» **Stated task**
Copy out the items word for word, from the first line up to and including the line that contains "browser-cpu-line: Browser CPU Consumption: 6.43".

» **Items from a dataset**

________________________

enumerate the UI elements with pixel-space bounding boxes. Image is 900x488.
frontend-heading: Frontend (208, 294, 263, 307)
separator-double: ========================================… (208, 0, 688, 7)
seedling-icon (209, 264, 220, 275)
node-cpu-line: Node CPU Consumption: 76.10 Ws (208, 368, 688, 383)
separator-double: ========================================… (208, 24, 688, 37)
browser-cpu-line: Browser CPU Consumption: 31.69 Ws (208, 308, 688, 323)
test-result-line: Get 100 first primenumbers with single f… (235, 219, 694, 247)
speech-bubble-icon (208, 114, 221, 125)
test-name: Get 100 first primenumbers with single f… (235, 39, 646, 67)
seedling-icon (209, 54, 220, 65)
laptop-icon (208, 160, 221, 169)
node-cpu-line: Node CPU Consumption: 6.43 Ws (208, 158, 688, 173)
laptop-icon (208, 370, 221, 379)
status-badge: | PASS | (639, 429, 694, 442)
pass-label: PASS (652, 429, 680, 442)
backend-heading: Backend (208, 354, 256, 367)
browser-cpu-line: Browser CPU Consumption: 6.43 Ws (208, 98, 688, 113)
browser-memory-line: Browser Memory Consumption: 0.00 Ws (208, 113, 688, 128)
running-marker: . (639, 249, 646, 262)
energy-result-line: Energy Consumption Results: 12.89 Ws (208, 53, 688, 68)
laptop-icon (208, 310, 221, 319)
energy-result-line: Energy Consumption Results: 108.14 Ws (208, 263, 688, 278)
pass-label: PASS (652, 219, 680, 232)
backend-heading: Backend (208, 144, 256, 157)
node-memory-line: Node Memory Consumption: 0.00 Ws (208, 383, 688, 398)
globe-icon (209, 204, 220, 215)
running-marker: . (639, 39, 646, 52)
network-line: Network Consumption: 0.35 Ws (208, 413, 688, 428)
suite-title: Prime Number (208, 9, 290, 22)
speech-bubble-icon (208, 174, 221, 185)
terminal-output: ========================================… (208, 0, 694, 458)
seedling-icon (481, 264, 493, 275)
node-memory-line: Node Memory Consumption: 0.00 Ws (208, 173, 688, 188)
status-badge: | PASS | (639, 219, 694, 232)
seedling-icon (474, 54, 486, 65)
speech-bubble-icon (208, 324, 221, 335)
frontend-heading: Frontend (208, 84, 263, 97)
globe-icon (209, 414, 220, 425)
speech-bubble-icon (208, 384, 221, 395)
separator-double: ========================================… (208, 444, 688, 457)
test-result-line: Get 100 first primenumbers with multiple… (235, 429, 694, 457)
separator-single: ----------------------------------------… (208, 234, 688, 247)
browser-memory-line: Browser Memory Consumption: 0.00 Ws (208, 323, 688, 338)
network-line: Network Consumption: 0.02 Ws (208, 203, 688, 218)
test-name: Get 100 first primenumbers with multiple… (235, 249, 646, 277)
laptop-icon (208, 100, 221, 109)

________________________

» **Reply**
enumerate the UI elements with pixel-space bounding boxes. Image is 900x488.
frontend-heading: Frontend (208, 294, 263, 307)
separator-double: ========================================… (208, 0, 688, 7)
seedling-icon (209, 264, 220, 275)
node-cpu-line: Node CPU Consumption: 76.10 Ws (208, 368, 688, 383)
separator-double: ========================================… (208, 24, 688, 37)
browser-cpu-line: Browser CPU Consumption: 31.69 Ws (208, 308, 688, 323)
test-result-line: Get 100 first primenumbers with single f… (235, 219, 694, 247)
speech-bubble-icon (208, 114, 221, 125)
test-name: Get 100 first primenumbers with single f… (235, 39, 646, 67)
seedling-icon (209, 54, 220, 65)
laptop-icon (208, 160, 221, 169)
node-cpu-line: Node CPU Consumption: 6.43 Ws (208, 158, 688, 173)
laptop-icon (208, 370, 221, 379)
status-badge: | PASS | (639, 429, 694, 442)
pass-label: PASS (652, 429, 680, 442)
backend-heading: Backend (208, 354, 256, 367)
browser-cpu-line: Browser CPU Consumption: 6.43 Ws (208, 98, 688, 113)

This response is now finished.